BRIEF.
State only the number of lines that contain the string "information".

==============================

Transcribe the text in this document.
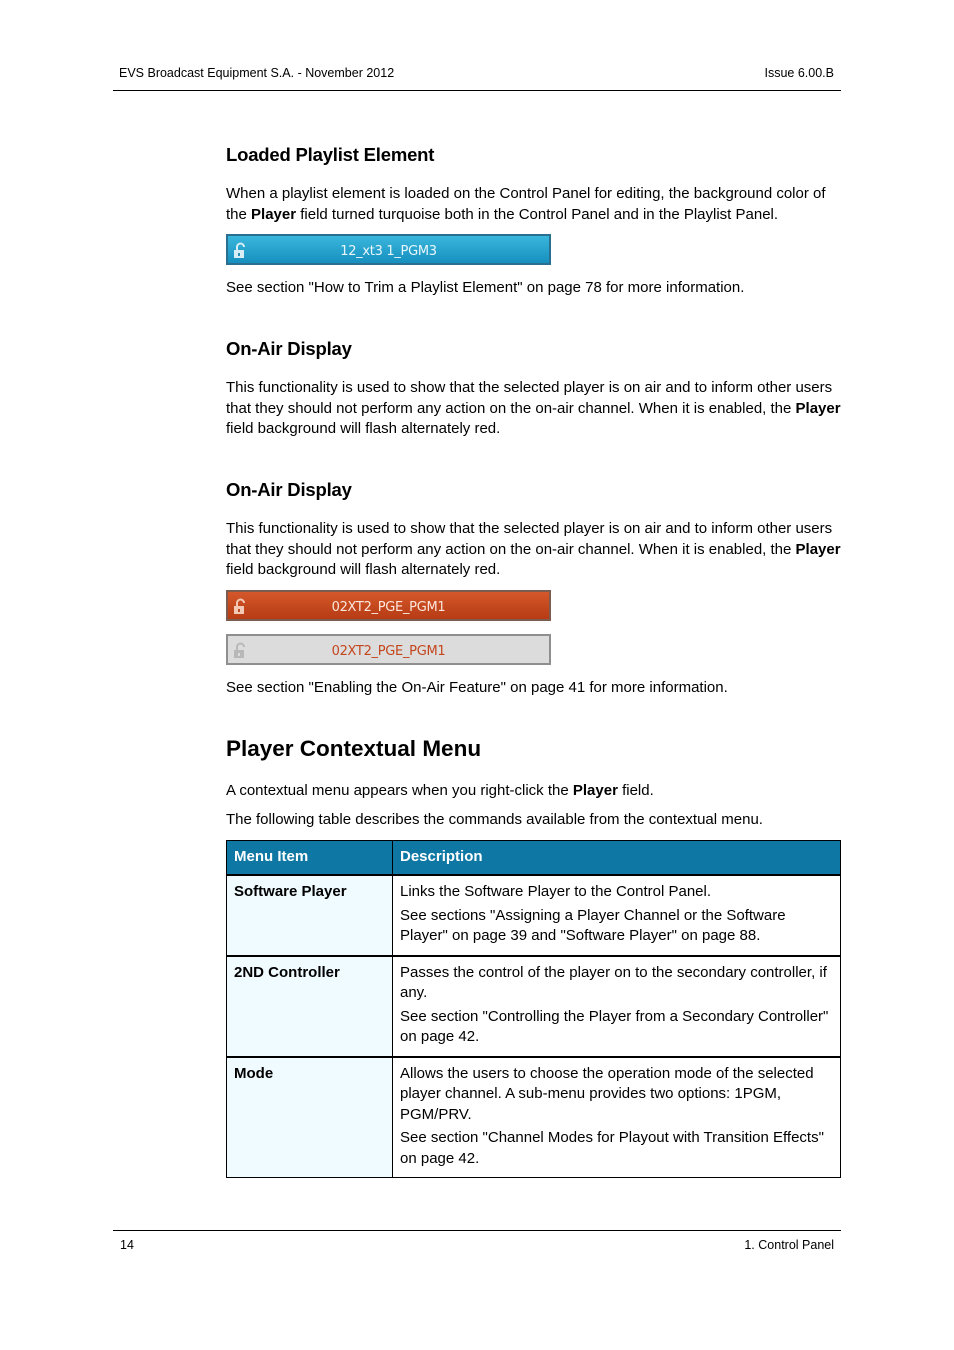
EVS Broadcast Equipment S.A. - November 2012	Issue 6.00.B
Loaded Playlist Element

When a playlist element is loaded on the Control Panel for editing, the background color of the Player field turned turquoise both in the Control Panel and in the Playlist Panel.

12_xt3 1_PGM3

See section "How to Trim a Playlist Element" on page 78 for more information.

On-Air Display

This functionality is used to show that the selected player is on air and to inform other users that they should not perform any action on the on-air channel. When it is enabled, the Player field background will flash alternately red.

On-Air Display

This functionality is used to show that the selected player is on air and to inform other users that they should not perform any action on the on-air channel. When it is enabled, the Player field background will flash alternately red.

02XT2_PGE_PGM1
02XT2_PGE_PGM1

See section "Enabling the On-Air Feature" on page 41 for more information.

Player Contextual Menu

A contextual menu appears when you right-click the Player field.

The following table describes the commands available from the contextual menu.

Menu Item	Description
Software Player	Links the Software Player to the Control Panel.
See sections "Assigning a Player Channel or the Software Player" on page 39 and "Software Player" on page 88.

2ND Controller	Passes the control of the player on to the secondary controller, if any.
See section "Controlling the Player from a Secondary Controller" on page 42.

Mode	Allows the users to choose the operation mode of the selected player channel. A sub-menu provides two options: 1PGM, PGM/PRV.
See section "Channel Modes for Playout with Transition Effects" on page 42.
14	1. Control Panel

==============================

THE COMPLETED TASK.
2